#### SET EXERCISE:
Search the material for "детям" and show all lines that contain it.

Data entries:
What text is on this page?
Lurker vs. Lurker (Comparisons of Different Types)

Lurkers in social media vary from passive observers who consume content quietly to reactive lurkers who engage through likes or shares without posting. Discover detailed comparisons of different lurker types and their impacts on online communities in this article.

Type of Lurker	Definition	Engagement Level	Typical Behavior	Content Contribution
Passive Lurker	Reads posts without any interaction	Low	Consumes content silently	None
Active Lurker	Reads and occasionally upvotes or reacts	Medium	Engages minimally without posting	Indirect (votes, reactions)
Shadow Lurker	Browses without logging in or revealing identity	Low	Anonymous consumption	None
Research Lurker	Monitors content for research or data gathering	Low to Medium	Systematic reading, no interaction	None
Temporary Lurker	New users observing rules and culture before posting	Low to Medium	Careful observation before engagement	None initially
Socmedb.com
...
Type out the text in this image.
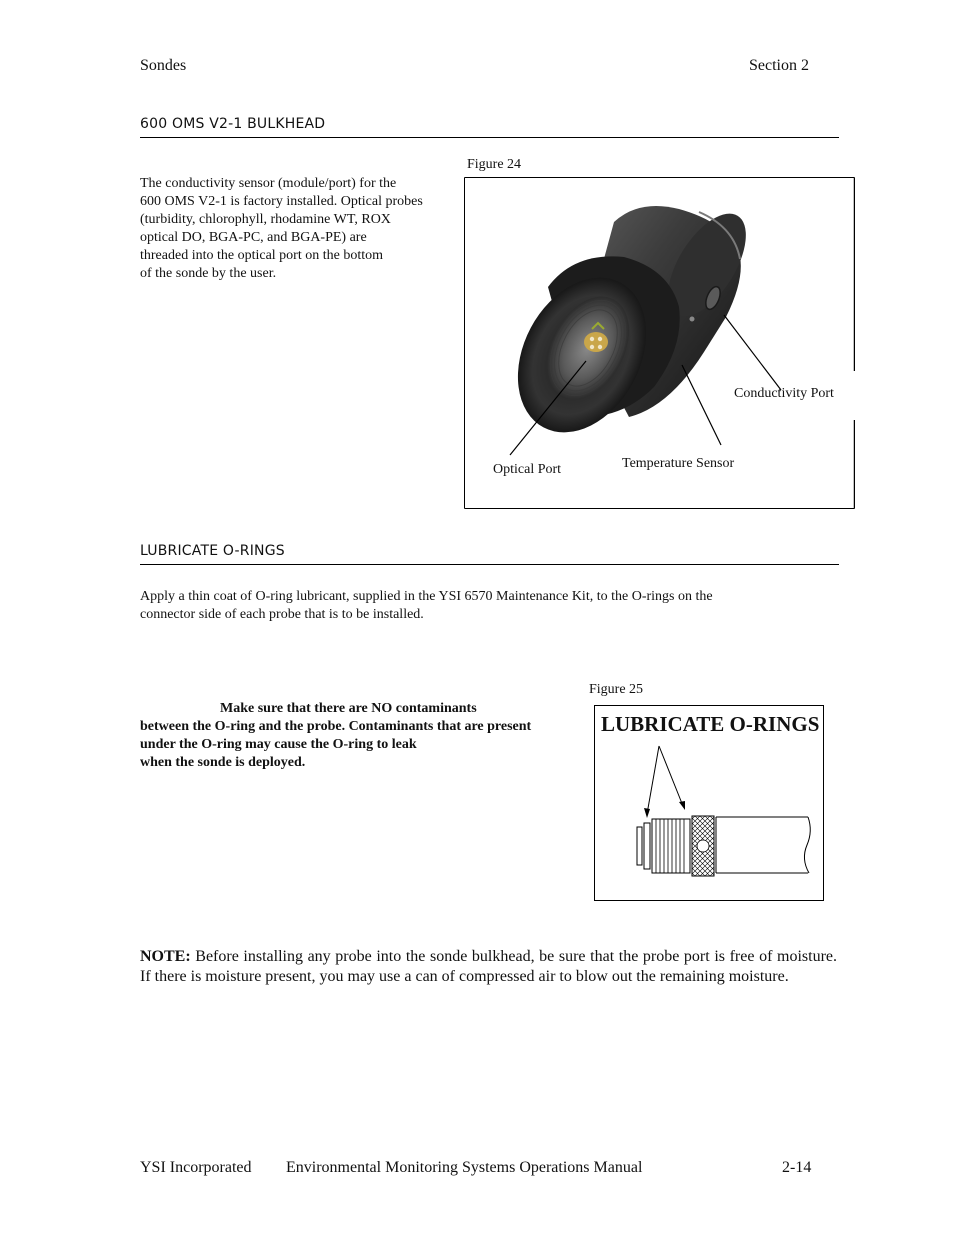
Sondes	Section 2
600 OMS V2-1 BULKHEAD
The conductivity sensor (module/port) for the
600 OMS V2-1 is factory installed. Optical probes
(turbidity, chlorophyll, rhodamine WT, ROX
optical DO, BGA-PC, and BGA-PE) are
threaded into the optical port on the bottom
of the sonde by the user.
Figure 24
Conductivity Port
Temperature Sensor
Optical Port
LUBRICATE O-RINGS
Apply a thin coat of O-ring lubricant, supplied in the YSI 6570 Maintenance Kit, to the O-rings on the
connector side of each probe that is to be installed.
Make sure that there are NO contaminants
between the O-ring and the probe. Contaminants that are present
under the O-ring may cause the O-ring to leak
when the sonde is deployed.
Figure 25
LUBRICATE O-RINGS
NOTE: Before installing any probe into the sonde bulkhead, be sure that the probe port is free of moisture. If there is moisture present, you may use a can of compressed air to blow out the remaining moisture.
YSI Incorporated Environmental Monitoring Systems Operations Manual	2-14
* * *
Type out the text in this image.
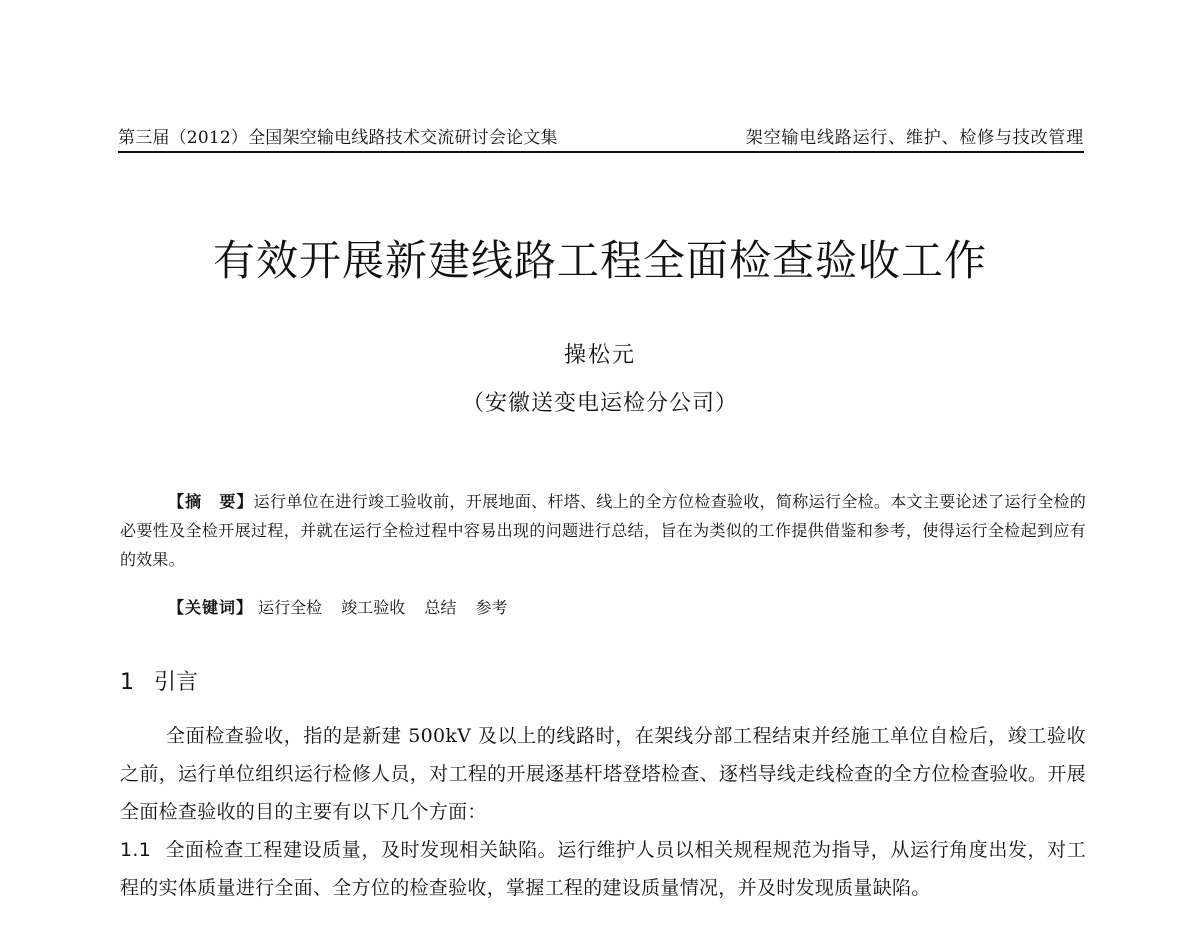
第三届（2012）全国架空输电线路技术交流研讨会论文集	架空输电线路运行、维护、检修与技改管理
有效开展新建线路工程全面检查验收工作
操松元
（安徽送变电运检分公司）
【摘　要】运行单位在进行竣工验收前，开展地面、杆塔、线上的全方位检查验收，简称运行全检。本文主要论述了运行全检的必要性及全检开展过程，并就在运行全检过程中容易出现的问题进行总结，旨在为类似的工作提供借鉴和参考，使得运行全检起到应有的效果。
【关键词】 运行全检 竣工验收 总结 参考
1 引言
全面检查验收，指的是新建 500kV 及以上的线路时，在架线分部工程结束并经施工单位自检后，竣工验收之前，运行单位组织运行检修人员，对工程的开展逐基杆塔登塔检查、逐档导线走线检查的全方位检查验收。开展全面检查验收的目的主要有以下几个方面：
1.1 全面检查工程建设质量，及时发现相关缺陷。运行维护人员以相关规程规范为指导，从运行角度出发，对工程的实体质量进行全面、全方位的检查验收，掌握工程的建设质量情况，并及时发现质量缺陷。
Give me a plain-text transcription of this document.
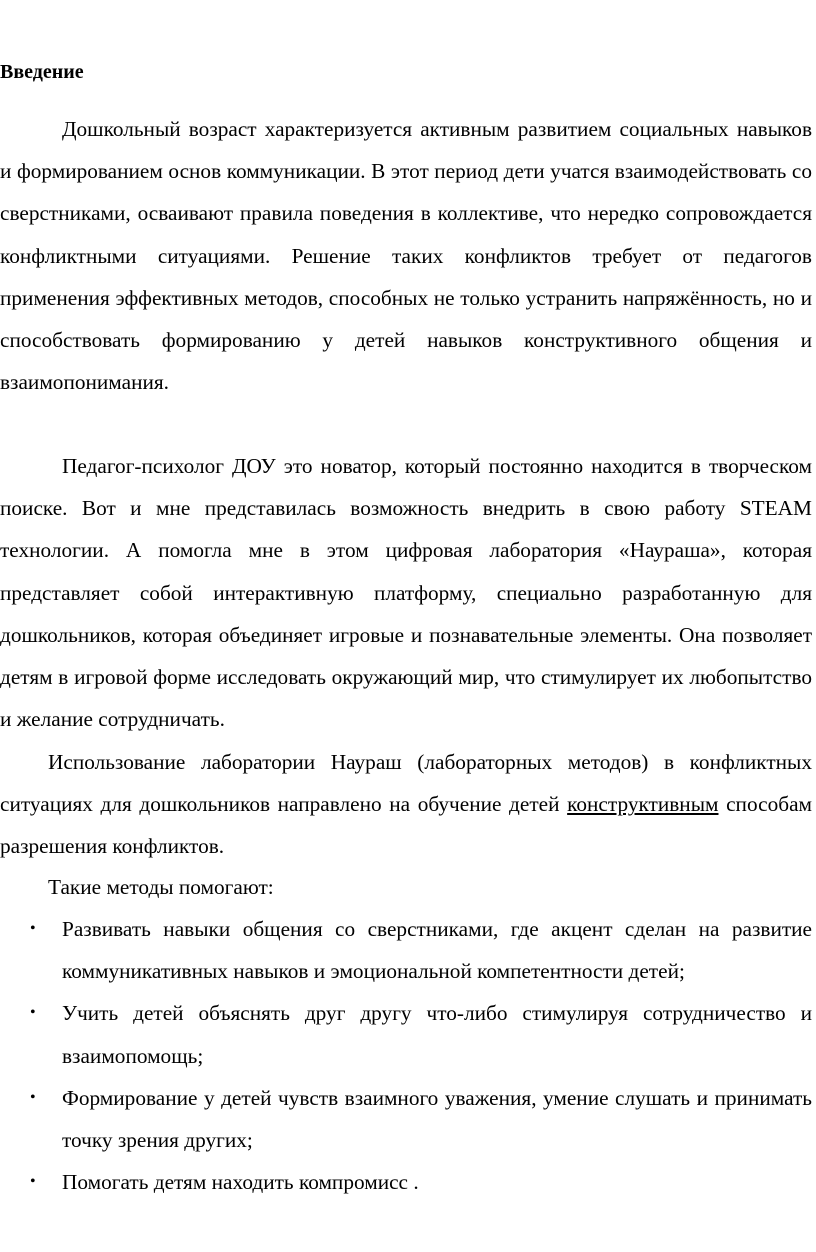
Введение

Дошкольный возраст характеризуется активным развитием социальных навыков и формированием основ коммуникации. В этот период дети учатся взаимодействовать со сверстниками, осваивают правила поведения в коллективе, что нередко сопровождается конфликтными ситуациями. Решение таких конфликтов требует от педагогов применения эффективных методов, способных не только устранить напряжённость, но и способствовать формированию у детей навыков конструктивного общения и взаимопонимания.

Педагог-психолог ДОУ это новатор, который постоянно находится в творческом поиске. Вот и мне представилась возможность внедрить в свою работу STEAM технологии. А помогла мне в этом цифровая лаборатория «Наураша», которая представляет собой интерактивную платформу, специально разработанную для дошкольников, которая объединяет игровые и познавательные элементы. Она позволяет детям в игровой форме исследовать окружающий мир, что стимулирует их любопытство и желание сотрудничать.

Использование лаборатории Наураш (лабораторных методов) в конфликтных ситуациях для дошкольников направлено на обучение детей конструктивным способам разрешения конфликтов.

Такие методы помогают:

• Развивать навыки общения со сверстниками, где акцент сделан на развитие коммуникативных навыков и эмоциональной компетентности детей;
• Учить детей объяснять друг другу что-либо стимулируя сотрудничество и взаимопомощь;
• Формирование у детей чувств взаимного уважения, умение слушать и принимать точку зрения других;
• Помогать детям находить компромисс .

#### FINAL RESULT:
Педагог-психолог ДОУ это новатор, который постоянно находится в творческом поиске. Вот и мне представилась возможность внедрить в свою работу STEAM технологии. А помогла мне в этом цифровая лаборатория «Наураша», которая представляет собой интерактивную платформу, специально разработанную для дошкольников, которая объединяет игровые и познавательные элементы. Она позволяет детям в игровой форме исследовать окружающий мир, что стимулирует их любопытство и желание сотрудничать.
• Помогать детям находить компромисс .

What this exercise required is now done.